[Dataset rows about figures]
══════════════════════════════

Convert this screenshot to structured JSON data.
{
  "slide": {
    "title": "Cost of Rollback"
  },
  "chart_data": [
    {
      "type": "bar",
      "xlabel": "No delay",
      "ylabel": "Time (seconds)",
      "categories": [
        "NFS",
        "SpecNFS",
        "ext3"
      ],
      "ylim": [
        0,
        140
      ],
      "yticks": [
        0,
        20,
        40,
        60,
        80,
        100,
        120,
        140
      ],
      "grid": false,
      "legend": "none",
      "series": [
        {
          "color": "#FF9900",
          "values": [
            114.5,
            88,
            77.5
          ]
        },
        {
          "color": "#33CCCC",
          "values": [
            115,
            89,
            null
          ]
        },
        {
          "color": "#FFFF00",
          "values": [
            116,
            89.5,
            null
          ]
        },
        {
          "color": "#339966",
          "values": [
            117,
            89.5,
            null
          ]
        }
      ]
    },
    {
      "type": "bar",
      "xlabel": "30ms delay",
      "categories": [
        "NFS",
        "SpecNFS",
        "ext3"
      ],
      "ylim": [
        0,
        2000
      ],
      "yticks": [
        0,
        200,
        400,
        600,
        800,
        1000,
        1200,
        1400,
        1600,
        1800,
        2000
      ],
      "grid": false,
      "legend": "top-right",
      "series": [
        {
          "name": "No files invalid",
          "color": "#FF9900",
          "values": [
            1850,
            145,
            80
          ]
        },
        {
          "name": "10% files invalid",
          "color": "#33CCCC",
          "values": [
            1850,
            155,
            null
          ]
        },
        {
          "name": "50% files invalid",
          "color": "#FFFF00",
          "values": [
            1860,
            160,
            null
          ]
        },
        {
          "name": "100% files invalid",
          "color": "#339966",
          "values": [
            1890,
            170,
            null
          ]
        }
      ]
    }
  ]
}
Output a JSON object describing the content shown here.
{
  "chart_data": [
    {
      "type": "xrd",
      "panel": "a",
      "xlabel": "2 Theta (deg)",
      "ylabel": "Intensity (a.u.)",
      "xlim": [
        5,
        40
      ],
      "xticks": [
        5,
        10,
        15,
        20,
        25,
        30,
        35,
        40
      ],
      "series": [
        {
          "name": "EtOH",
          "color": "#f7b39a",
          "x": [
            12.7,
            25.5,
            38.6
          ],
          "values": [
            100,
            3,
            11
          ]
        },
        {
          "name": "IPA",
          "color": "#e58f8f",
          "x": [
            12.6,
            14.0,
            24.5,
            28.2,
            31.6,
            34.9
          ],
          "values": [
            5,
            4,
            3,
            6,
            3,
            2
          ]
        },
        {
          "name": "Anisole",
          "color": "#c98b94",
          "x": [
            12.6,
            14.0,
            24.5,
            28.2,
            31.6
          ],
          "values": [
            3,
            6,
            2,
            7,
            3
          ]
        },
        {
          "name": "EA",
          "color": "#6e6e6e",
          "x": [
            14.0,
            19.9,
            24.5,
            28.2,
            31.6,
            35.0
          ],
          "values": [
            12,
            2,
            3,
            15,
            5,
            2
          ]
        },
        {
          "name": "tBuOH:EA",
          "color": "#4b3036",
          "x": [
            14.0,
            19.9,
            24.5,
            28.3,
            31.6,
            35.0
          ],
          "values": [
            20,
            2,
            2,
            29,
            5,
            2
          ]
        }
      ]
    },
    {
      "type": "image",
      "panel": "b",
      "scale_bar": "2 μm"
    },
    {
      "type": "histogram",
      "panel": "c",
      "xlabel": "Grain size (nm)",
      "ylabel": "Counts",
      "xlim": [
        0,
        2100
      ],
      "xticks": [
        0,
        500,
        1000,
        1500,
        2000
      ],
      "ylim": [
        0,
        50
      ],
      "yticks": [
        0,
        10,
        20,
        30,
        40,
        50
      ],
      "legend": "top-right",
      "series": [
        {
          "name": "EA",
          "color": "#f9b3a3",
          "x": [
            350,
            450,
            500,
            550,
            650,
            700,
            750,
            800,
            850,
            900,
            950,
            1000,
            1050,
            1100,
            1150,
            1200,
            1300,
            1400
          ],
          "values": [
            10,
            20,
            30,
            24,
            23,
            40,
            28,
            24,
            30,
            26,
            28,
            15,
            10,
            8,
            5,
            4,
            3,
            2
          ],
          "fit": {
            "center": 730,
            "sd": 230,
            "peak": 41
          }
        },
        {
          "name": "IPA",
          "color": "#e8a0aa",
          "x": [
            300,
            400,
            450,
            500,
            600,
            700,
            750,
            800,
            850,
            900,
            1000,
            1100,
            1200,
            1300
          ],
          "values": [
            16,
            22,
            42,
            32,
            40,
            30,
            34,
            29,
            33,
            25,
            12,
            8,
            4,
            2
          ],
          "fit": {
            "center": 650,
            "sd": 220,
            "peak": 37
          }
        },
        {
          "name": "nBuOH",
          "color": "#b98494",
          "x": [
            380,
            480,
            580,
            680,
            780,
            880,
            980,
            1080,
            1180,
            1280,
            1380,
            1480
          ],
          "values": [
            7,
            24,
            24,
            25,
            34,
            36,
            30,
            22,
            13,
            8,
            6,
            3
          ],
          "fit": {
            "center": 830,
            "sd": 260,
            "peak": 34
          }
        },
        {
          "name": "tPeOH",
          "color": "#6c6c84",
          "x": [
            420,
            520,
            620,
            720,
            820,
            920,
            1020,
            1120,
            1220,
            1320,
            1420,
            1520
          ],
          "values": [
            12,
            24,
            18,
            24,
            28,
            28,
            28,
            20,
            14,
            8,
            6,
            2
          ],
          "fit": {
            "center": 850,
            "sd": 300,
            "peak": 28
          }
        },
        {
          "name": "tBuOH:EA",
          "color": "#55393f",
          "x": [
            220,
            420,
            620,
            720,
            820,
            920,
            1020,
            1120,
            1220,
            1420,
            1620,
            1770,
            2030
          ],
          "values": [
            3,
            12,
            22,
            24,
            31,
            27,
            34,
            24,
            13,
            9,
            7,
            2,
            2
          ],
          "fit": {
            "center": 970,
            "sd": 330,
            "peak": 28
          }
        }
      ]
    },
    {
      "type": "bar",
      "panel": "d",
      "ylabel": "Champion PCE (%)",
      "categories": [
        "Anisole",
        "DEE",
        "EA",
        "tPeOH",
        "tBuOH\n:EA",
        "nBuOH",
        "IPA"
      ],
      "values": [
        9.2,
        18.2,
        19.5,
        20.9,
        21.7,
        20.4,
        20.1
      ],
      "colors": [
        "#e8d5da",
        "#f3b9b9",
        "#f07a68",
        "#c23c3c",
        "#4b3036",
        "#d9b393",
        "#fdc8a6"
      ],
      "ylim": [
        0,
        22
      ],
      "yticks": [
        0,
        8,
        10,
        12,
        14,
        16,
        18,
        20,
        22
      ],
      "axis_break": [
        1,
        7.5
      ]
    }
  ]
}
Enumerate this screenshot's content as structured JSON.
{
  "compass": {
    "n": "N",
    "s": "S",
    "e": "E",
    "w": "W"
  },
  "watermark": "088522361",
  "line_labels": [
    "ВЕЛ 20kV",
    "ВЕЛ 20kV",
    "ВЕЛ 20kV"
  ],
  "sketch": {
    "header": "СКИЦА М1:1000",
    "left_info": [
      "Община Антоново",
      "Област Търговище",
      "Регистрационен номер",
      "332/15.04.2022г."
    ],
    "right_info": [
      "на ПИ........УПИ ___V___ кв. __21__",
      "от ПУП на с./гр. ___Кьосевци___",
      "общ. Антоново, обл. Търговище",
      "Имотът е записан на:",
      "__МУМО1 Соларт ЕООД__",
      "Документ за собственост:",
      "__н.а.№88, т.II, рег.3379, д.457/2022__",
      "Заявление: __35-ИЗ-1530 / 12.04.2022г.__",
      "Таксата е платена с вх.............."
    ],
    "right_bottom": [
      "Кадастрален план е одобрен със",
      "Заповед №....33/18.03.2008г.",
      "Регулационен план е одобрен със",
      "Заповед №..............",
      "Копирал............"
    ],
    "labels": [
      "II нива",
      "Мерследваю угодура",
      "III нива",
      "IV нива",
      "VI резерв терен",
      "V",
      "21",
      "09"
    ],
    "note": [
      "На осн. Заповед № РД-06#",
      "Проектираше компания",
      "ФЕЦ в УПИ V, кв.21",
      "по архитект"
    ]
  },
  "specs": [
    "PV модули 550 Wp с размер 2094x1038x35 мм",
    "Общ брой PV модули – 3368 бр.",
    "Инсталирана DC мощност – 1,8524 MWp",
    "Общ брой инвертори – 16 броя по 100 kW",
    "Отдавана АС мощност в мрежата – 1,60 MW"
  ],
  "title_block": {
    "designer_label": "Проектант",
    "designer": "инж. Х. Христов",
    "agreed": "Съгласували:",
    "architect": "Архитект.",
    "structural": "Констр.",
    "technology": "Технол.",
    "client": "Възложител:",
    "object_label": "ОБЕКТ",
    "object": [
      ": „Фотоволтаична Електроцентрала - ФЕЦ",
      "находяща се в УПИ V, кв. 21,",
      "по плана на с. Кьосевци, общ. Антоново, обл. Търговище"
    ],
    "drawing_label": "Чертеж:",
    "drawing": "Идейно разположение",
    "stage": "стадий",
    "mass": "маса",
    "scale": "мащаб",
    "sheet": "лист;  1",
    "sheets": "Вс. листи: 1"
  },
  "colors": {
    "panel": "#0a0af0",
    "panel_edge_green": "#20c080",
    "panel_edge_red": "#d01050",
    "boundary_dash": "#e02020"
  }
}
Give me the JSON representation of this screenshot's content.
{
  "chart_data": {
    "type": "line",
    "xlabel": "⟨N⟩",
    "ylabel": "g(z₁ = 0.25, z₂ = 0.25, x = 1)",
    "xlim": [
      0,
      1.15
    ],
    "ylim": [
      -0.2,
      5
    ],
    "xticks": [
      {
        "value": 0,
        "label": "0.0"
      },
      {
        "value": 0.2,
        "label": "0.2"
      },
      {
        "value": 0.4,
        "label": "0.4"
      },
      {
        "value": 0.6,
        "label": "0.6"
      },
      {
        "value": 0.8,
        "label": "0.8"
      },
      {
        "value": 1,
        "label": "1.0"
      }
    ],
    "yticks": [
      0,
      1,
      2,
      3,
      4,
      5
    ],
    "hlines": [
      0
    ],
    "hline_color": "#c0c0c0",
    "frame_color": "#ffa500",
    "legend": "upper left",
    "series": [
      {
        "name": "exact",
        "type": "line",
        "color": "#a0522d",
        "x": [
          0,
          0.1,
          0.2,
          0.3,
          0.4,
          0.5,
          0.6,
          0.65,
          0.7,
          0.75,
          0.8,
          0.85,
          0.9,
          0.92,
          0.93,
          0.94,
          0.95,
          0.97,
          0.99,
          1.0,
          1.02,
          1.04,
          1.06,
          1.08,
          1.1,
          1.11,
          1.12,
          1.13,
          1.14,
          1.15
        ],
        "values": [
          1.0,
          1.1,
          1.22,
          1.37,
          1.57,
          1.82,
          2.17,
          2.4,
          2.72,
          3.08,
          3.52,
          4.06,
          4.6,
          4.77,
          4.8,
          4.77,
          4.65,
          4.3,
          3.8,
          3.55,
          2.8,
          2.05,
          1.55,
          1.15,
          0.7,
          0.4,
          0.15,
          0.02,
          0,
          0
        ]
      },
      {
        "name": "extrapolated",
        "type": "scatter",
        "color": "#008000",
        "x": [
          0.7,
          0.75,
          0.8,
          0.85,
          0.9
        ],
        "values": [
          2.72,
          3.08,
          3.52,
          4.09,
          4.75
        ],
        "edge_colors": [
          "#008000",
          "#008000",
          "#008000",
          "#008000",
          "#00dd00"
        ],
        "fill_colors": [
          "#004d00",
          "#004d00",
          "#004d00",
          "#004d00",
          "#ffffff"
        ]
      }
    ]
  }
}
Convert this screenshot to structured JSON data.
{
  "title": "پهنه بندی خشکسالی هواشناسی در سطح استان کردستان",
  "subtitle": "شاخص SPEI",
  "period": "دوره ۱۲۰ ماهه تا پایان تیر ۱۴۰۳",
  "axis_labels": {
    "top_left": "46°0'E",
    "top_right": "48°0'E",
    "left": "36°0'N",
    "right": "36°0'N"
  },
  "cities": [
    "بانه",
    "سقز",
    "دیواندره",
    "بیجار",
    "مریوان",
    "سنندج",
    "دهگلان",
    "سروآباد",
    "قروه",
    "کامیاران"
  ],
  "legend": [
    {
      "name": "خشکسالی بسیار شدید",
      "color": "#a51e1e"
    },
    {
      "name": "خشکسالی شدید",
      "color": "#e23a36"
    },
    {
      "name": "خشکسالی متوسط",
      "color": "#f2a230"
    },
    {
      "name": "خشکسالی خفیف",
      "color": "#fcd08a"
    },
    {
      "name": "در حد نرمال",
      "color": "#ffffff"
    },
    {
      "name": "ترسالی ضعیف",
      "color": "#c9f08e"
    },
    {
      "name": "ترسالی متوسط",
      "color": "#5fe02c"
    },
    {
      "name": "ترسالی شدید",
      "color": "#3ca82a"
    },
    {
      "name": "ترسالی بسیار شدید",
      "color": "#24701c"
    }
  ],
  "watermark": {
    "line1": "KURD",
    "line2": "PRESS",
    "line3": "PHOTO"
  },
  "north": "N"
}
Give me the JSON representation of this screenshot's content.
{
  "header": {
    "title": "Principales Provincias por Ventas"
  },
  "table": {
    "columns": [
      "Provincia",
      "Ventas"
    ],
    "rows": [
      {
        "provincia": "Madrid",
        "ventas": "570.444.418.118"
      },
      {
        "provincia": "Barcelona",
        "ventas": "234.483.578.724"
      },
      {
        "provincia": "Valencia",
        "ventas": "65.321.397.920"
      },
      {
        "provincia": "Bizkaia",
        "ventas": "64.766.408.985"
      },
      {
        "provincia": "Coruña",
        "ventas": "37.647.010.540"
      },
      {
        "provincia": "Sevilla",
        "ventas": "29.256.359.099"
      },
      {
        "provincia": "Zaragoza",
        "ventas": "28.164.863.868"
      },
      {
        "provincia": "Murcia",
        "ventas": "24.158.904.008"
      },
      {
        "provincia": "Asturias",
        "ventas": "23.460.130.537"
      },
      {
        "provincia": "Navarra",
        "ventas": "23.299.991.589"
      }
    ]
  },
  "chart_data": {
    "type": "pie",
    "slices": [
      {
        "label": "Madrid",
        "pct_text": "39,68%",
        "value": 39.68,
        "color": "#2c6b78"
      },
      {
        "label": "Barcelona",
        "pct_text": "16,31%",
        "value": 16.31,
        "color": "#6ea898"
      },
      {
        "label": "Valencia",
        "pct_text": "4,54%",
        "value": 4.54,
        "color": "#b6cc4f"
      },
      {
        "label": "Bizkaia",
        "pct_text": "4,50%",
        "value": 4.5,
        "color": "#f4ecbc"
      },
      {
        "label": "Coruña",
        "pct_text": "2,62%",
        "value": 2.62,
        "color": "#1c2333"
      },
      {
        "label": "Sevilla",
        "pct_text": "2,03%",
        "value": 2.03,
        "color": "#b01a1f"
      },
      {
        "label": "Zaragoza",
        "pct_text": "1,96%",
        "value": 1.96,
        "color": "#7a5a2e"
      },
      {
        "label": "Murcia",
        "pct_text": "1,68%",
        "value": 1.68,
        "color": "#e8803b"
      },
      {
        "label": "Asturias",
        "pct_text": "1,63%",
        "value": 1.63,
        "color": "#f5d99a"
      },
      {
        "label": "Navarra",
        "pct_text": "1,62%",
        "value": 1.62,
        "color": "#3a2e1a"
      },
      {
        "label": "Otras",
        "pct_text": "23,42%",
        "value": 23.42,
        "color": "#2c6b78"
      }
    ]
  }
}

══════════════════════════════

■ STATED EXERCISE
Report how many lines in the data include the word "Търговище", and give nothing but the count.

■ COMPLETE OUTPUT
3